== EXERCISE DESCRIPTION ==
Number the entries as a list, from the line containing "bar: [510, 834, 514, 837]" through the line containing "bar: [212, 693, 216, 837]", including both, and drop any blank lines.

+ + + + +

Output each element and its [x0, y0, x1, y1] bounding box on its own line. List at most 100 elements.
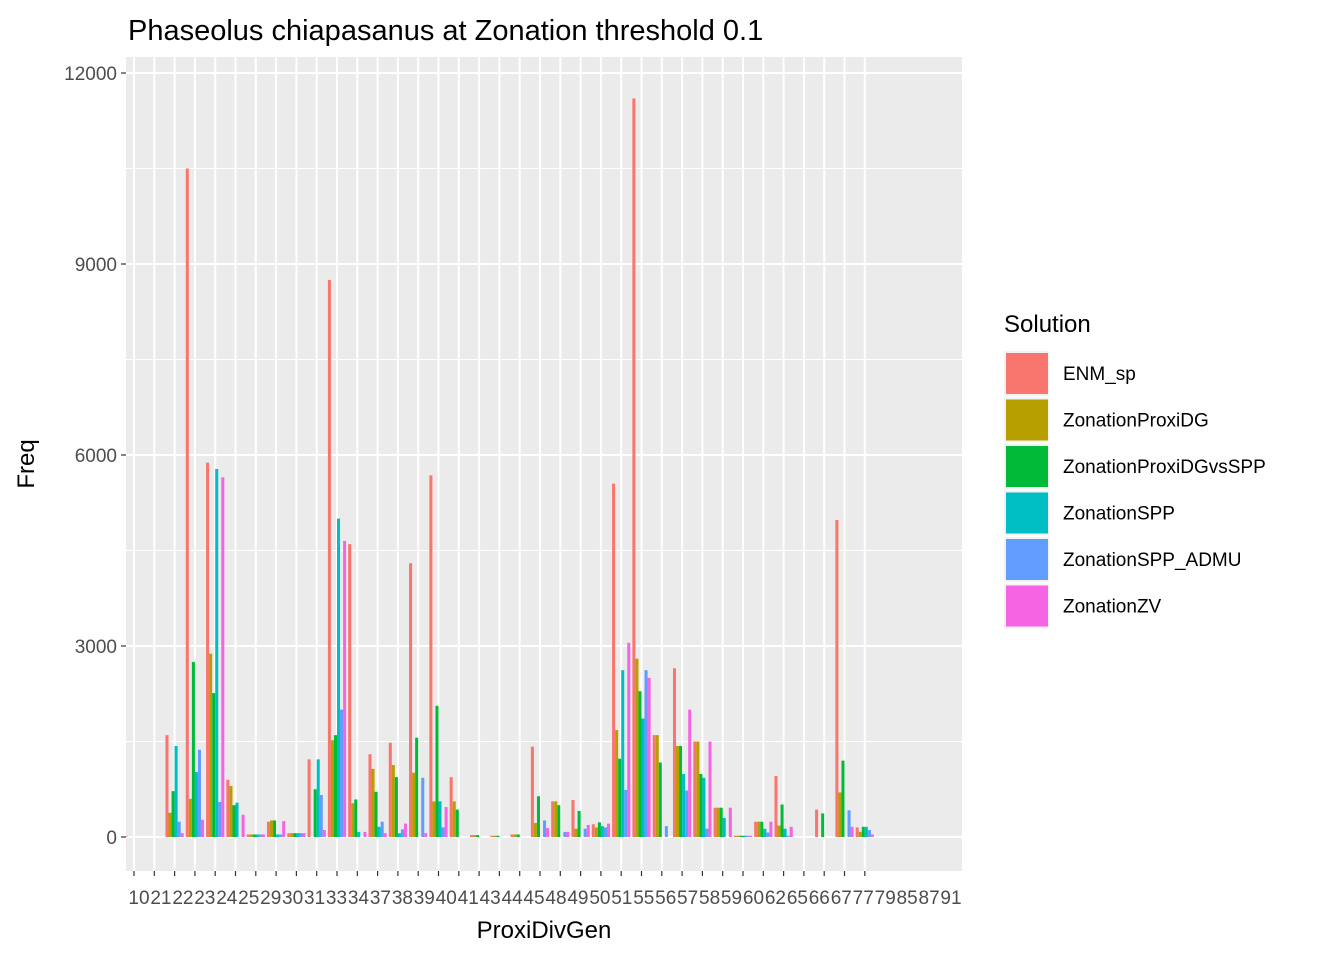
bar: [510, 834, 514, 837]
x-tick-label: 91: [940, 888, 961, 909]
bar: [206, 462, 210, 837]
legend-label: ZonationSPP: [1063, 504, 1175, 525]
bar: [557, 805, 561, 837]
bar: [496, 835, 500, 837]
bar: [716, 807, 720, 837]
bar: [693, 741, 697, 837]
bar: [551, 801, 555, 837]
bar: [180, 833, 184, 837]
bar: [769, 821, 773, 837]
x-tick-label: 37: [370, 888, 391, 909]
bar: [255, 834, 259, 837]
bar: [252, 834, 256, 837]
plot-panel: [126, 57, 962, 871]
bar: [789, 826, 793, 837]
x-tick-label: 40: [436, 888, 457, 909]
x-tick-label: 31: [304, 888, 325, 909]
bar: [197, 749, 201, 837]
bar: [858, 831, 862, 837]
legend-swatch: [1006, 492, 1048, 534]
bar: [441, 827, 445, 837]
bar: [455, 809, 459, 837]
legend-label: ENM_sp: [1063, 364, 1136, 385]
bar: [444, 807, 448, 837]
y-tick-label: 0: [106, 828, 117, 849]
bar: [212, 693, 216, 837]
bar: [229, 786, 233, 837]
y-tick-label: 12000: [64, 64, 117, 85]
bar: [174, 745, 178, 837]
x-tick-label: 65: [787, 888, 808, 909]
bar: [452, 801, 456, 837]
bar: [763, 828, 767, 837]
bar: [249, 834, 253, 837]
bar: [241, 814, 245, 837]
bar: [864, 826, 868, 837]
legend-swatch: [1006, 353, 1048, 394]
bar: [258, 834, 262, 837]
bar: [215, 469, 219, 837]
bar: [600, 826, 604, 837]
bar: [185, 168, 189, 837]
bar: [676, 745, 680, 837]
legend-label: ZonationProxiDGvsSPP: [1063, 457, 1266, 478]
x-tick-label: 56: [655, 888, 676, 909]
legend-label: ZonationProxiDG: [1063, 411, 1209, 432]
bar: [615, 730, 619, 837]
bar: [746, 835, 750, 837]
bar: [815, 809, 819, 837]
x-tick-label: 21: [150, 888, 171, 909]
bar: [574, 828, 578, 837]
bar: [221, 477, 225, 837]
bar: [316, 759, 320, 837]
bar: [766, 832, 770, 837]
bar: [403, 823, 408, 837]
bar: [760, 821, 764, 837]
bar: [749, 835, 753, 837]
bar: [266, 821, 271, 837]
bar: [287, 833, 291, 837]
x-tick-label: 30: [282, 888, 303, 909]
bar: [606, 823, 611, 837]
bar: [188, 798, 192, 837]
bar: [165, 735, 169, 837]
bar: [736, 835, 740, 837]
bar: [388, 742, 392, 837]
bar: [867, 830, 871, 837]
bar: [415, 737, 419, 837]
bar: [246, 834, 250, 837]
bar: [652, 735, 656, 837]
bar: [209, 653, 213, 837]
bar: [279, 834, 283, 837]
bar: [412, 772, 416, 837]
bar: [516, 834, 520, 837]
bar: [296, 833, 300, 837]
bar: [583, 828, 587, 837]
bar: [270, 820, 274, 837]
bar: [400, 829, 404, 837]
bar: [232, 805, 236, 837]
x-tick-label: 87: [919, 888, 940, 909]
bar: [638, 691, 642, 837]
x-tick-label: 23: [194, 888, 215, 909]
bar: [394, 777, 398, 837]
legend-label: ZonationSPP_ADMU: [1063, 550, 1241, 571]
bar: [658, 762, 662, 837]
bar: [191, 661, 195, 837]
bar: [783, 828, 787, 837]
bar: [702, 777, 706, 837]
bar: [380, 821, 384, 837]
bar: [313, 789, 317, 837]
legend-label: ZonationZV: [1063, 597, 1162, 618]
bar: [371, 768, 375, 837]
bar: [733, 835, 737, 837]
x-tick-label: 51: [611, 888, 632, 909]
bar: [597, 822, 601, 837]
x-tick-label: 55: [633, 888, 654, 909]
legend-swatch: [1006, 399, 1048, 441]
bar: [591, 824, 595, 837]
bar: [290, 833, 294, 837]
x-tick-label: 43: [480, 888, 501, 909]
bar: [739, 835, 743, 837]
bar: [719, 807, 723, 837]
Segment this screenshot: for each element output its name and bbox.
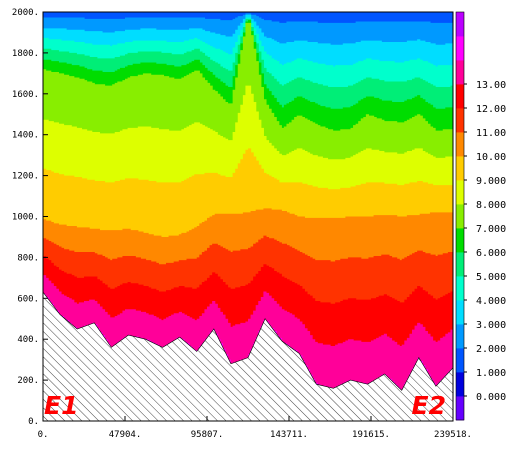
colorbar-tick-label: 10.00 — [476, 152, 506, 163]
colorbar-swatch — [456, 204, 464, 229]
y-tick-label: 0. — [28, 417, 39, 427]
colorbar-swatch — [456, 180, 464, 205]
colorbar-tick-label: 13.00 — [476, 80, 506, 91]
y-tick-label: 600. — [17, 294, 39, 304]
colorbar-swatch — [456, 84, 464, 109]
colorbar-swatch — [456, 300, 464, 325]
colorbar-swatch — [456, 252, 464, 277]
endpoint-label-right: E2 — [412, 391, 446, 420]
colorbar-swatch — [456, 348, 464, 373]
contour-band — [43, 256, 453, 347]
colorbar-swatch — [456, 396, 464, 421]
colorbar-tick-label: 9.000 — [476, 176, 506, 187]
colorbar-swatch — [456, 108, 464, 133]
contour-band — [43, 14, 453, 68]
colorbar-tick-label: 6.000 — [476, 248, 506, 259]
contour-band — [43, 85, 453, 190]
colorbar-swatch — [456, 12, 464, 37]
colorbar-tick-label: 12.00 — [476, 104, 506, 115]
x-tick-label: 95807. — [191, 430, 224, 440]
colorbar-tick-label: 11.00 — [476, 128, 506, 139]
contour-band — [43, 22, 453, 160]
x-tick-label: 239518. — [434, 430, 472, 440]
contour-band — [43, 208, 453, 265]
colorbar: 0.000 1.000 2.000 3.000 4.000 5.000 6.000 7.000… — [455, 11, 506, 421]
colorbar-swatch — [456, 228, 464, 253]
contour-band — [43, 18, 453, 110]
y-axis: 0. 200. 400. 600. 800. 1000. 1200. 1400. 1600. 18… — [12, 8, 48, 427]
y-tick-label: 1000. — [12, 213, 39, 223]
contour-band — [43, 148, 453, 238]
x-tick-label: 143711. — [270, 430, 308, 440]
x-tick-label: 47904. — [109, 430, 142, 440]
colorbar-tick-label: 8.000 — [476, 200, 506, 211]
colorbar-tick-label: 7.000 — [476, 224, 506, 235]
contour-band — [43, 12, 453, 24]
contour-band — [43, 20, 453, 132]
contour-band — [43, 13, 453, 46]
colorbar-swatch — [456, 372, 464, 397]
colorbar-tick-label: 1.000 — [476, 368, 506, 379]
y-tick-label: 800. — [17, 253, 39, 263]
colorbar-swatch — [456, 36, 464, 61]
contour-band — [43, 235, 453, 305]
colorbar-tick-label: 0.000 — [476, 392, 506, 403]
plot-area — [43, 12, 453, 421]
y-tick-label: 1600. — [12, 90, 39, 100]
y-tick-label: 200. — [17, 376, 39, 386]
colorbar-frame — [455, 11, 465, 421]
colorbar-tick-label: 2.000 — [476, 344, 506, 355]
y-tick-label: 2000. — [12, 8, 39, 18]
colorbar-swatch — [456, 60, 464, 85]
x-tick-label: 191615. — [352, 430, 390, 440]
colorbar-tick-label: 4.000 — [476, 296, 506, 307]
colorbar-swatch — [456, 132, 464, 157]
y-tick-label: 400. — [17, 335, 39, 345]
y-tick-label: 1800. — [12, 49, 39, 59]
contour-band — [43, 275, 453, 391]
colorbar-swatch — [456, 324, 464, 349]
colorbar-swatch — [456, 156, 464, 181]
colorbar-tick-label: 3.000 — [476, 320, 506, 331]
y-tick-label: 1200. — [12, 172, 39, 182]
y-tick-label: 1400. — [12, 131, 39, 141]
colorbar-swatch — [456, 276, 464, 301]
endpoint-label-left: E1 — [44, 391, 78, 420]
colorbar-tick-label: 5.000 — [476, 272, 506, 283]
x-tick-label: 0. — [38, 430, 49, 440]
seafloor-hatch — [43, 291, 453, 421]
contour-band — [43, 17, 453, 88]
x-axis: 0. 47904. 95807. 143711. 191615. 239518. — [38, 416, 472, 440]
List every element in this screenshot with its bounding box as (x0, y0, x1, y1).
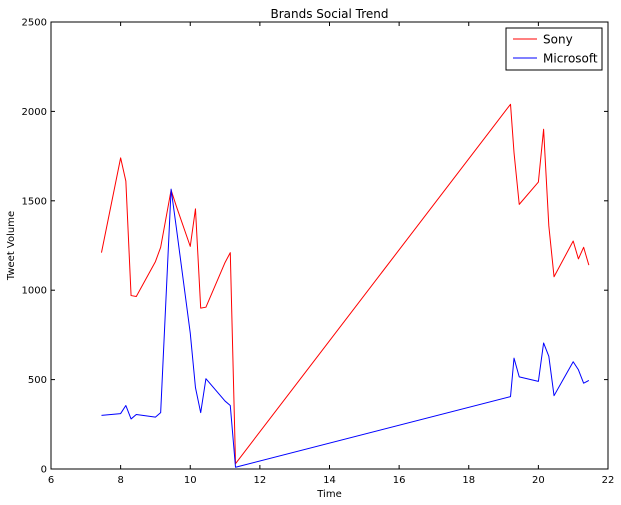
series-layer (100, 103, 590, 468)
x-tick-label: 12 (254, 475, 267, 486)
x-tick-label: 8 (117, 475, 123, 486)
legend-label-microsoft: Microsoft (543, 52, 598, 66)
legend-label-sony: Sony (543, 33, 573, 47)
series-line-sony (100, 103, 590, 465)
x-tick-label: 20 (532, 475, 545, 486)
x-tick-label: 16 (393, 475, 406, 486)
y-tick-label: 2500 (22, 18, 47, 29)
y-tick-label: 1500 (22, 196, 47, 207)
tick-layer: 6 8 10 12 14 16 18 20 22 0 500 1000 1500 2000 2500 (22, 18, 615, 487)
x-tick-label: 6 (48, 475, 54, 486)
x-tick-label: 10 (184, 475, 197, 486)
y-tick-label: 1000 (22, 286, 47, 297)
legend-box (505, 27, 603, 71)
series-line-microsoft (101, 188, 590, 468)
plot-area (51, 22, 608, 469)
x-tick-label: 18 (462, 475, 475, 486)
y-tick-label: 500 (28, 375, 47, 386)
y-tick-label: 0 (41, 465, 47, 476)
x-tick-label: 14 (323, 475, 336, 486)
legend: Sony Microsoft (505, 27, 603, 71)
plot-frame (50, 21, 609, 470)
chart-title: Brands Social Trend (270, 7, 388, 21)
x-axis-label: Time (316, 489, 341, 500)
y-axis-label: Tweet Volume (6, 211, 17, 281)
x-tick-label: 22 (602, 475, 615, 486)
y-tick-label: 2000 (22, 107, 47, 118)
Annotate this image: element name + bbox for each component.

+ + + + +

== PROBLEM SOLUTION ==
1. bar: [510, 834, 514, 837]
2. x-tick-label: 91: [940, 888, 961, 909]
3. bar: [206, 462, 210, 837]
4. legend-label: ZonationSPP: [1063, 504, 1175, 525]
5. bar: [557, 805, 561, 837]
6. bar: [496, 835, 500, 837]
7. bar: [716, 807, 720, 837]
8. bar: [693, 741, 697, 837]
9. bar: [551, 801, 555, 837]
10. bar: [180, 833, 184, 837]
11. bar: [769, 821, 773, 837]
12. x-tick-label: 37: [370, 888, 391, 909]
13. bar: [255, 834, 259, 837]
14. bar: [252, 834, 256, 837]
15. plot-panel: [126, 57, 962, 871]
16. bar: [789, 826, 793, 837]
17. x-tick-label: 40: [436, 888, 457, 909]
18. x-tick-label: 31: [304, 888, 325, 909]
19. bar: [197, 749, 201, 837]
20. bar: [858, 831, 862, 837]
21. legend-swatch: [1006, 492, 1048, 534]
22. bar: [441, 827, 445, 837]
23. bar: [455, 809, 459, 837]
24. legend-label: ENM_sp: [1063, 364, 1136, 385]
25. bar: [444, 807, 448, 837]
26. y-tick-label: 0: [106, 828, 117, 849]
27. bar: [212, 693, 216, 837]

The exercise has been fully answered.